**Written request**: Set down every entry again word for word, please, but skip the pictures.

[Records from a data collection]
---------------

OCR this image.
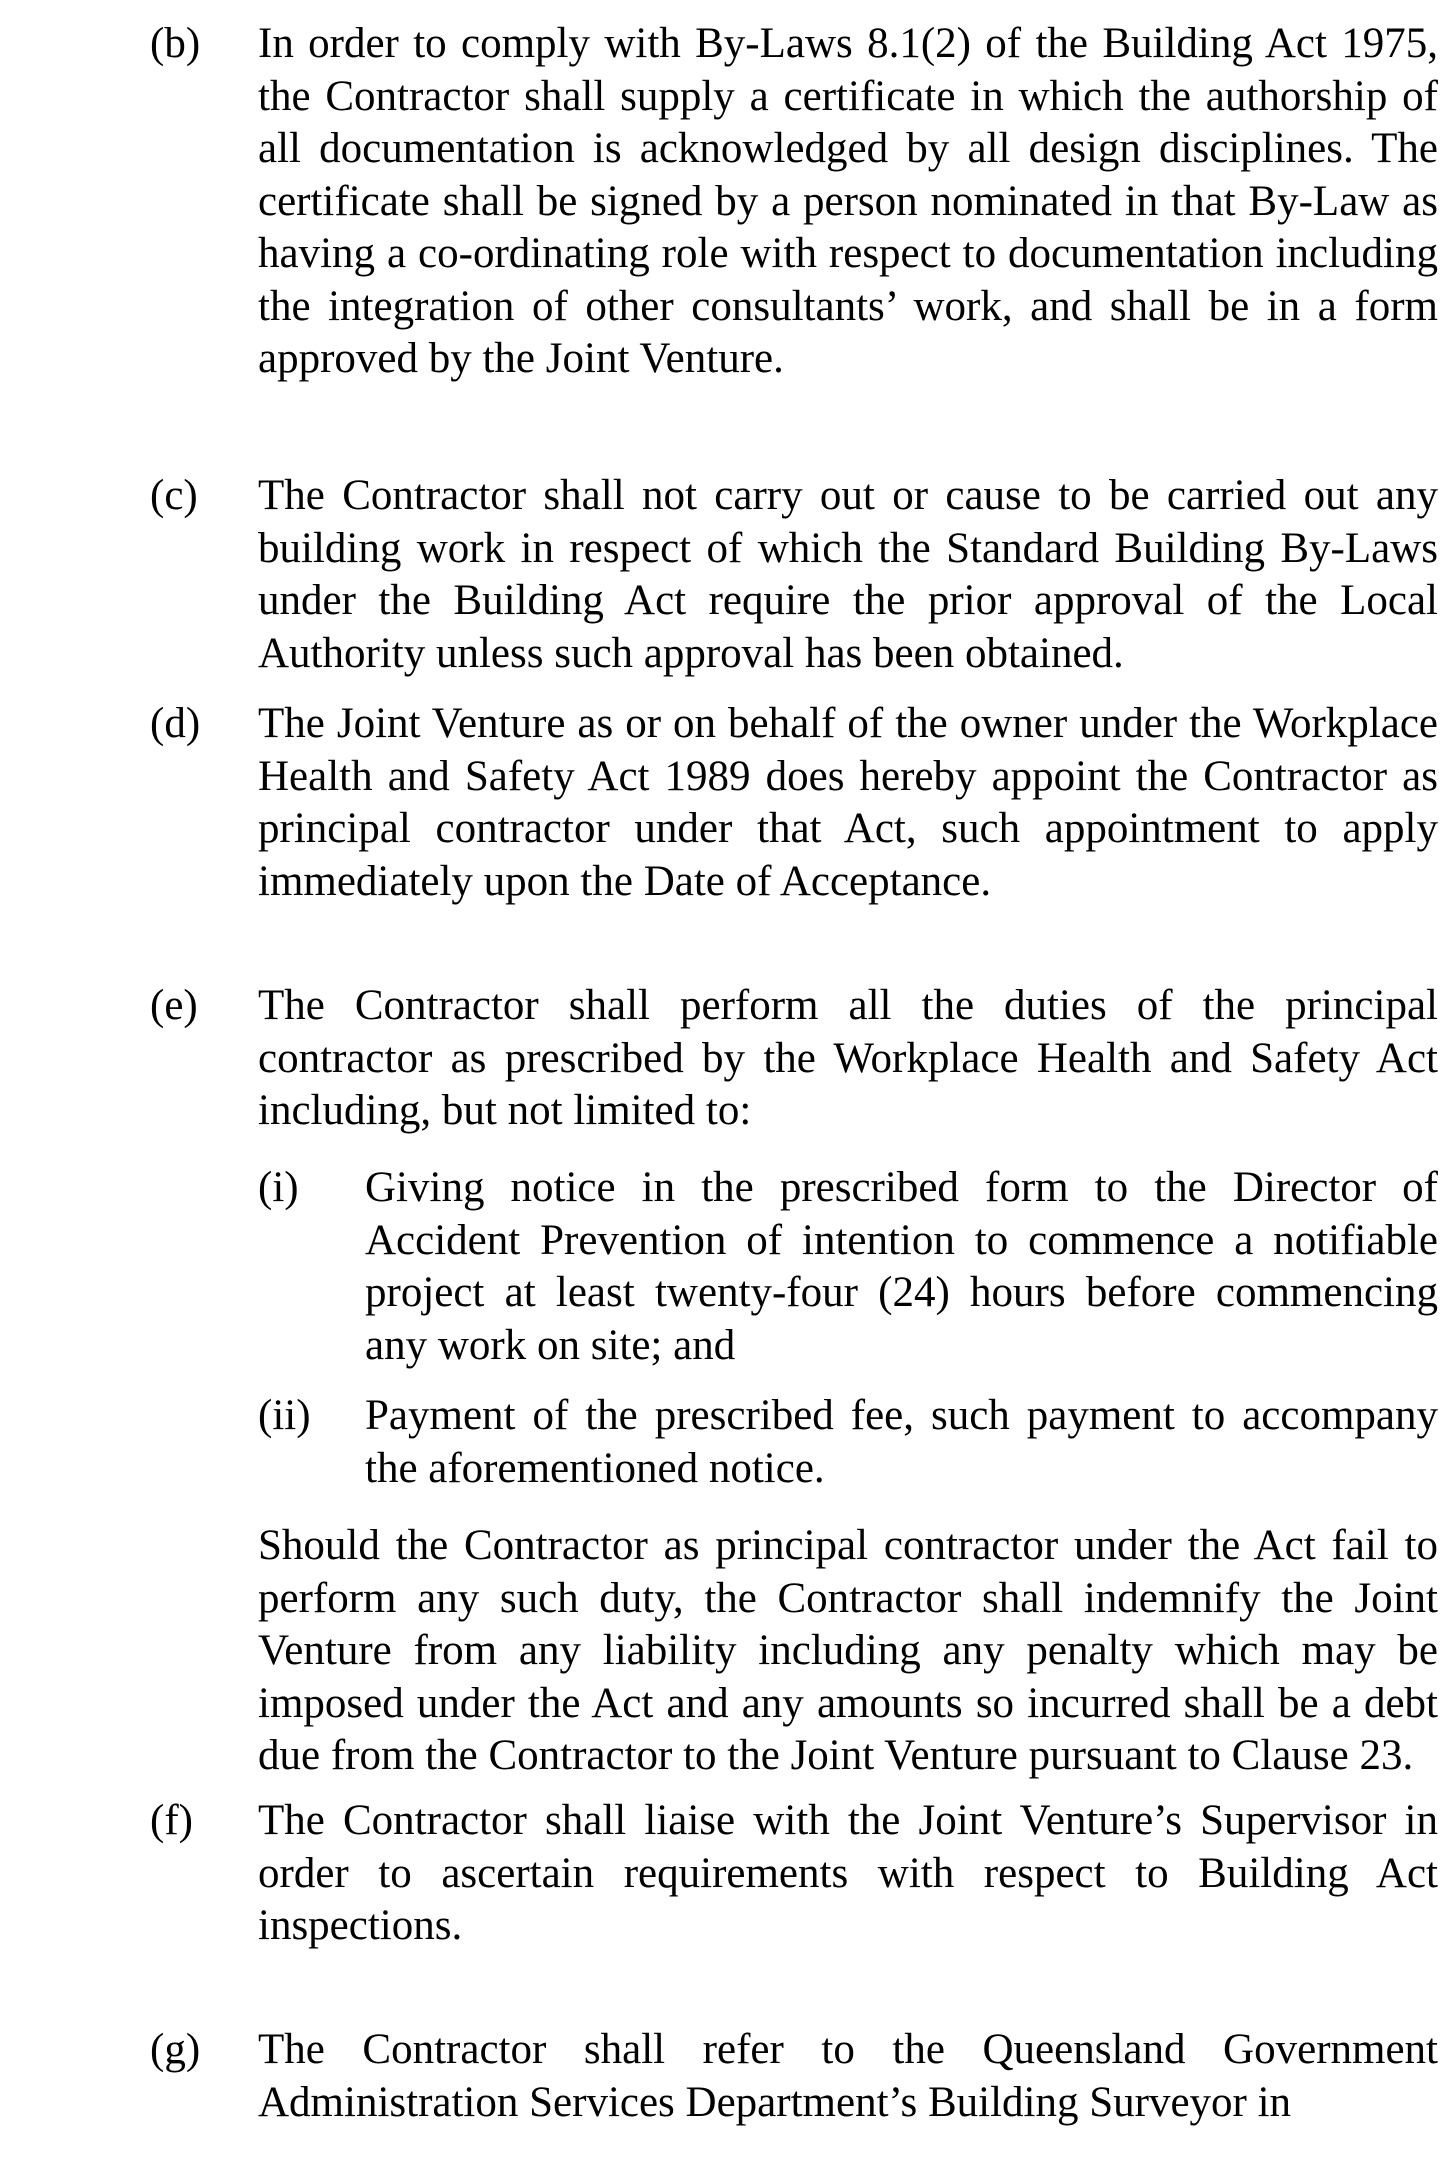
(b)	In order to comply with By-Laws 8.1(2) of the Building Act 1975, the Contractor shall supply a certificate in which the authorship of all documentation is acknowledged by all design disciplines. The certificate shall be signed by a person nominated in that By-Law as having a co-ordinating role with respect to documentation including the integration of other consultants’ work, and shall be in a form approved by the Joint Venture.
(c)	The Contractor shall not carry out or cause to be carried out any building work in respect of which the Standard Building By-Laws under the Building Act require the prior approval of the Local Authority unless such approval has been obtained.
(d)	The Joint Venture as or on behalf of the owner under the Workplace Health and Safety Act 1989 does hereby appoint the Contractor as principal contractor under that Act, such appointment to apply immediately upon the Date of Acceptance.
(e)	The Contractor shall perform all the duties of the principal contractor as prescribed by the Workplace Health and Safety Act including, but not limited to:
(i) Giving notice in the prescribed form to the Director of Accident Prevention of intention to commence a notifiable project at least twenty-four (24) hours before commencing any work on site; and
(ii) Payment of the prescribed fee, such payment to accompany the aforementioned notice.
Should the Contractor as principal contractor under the Act fail to perform any such duty, the Contractor shall indemnify the Joint Venture from any liability including any penalty which may be imposed under the Act and any amounts so incurred shall be a debt due from the Contractor to the Joint Venture pursuant to Clause 23.
(f)	The Contractor shall liaise with the Joint Venture’s Supervisor in order to ascertain requirements with respect to Building Act inspections.
(g)	The Contractor shall refer to the Queensland Government Administration Services Department’s Building Surveyor in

---------------

**Solution to this task**:
OCR this image.
(b)	In order to comply with By-Laws 8.1(2) of the Building Act 1975, the Contractor shall supply a certificate in which the authorship of all documentation is acknowledged by all design disciplines. The certificate shall be signed by a person nominated in that By-Law as having a co-ordinating role with respect to documentation including the integration of other consultants’ work, and shall be in a form approved by the Joint Venture.
(c)	The Contractor shall not carry out or cause to be carried out any building work in respect of which the Standard Building By-Laws under the Building Act require the prior approval of the Local Authority unless such approval has been obtained.
(d)	The Joint Venture as or on behalf of the owner under the Workplace Health and Safety Act 1989 does hereby appoint the Contractor as principal contractor under that Act, such appointment to apply immediately upon the Date of Acceptance.
(e)	The Contractor shall perform all the duties of the principal contractor as prescribed by the Workplace Health and Safety Act including, but not limited to:
(i) Giving notice in the prescribed form to the Director of Accident Prevention of intention to commence a notifiable project at least twenty-four (24) hours before commencing any work on site; and
(ii) Payment of the prescribed fee, such payment to accompany the aforementioned notice.
Should the Contractor as principal contractor under the Act fail to perform any such duty, the Contractor shall indemnify the Joint Venture from any liability including any penalty which may be imposed under the Act and any amounts so incurred shall be a debt due from the Contractor to the Joint Venture pursuant to Clause 23.
(f)	The Contractor shall liaise with the Joint Venture’s Supervisor in order to ascertain requirements with respect to Building Act inspections.
(g)	The Contractor shall refer to the Queensland Government Administration Services Department’s Building Surveyor in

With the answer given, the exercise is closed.